## Task prompt
Could you repeat the records below exactly, leaving out any pictures?

= = = =

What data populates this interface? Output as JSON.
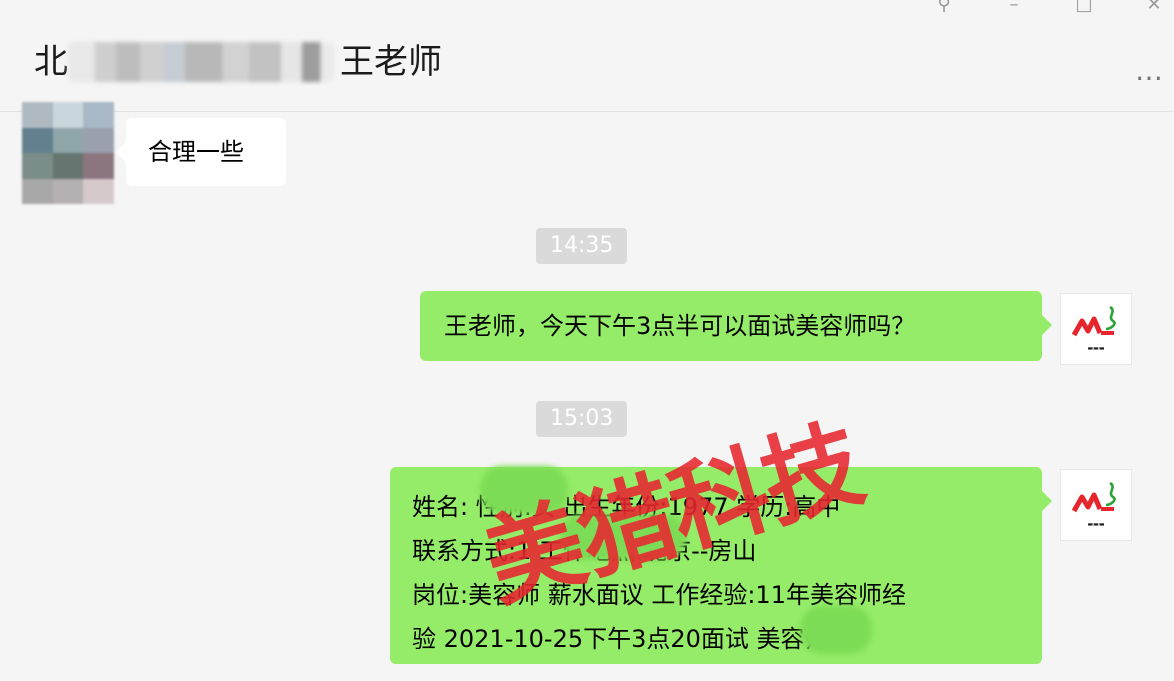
{
  "window": {
    "pin_icon": "pin-icon",
    "minimize_icon": "minimize-icon",
    "maximize_icon": "maximize-icon",
    "close_icon": "close-icon"
  },
  "header": {
    "title_prefix": "北",
    "title_suffix": "王老师",
    "more_icon": "more-dots-icon"
  },
  "messages": {
    "incoming_1": "合理一些",
    "time_1": "14:35",
    "outgoing_1": "王老师，今天下午3点半可以面试美容师吗？",
    "time_2": "15:03",
    "outgoing_2_lines": [
      "姓名:  性别:女 出生年份:1977 学历:高中",
      "联系方式:1 工作地点:北京--房山",
      "岗位:美容师 薪水面议 工作经验:11年美容师经",
      "验 2021-10-25下午3点20面试  美容师"
    ]
  },
  "watermark": {
    "text": "美猎科技",
    "color": "#e8262f"
  },
  "colors": {
    "bubble_green": "#95ec69",
    "bubble_white": "#ffffff",
    "background": "#f5f5f5"
  }
}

= = = =

## Correct output
What data populates this interface? Output as JSON.
{
  "window": {
    "pin_icon": "pin-icon",
    "minimize_icon": "minimize-icon",
    "maximize_icon": "maximize-icon",
    "close_icon": "close-icon"
  },
  "header": {
    "title_prefix": "北",
    "title_suffix": "王老师",
    "more_icon": "more-dots-icon"
  },
  "messages": {
    "incoming_1": "合理一些",
    "time_1": "14:35",
    "outgoing_1": "王老师，今天下午3点半可以面试美容师吗？",
    "time_2": "15:03",
    "outgoing_2_lines": [
      "姓名:  性别:女 出生年份:1977 学历:高中",
      "联系方式:1 工作地点:北京--房山",
      "岗位:美容师 薪水面议 工作经验:11年美容师经",
      "验 2021-10-25下午3点20面试  美容师"
    ]
  },
  "watermark": {
    "text": "美猎科技",
    "color": "#e8262f"
  },
  "colors": {
    "bubble_green": "#95ec69",
    "bubble_white": "#ffffff",
    "background": "#f5f5f5"
  }
}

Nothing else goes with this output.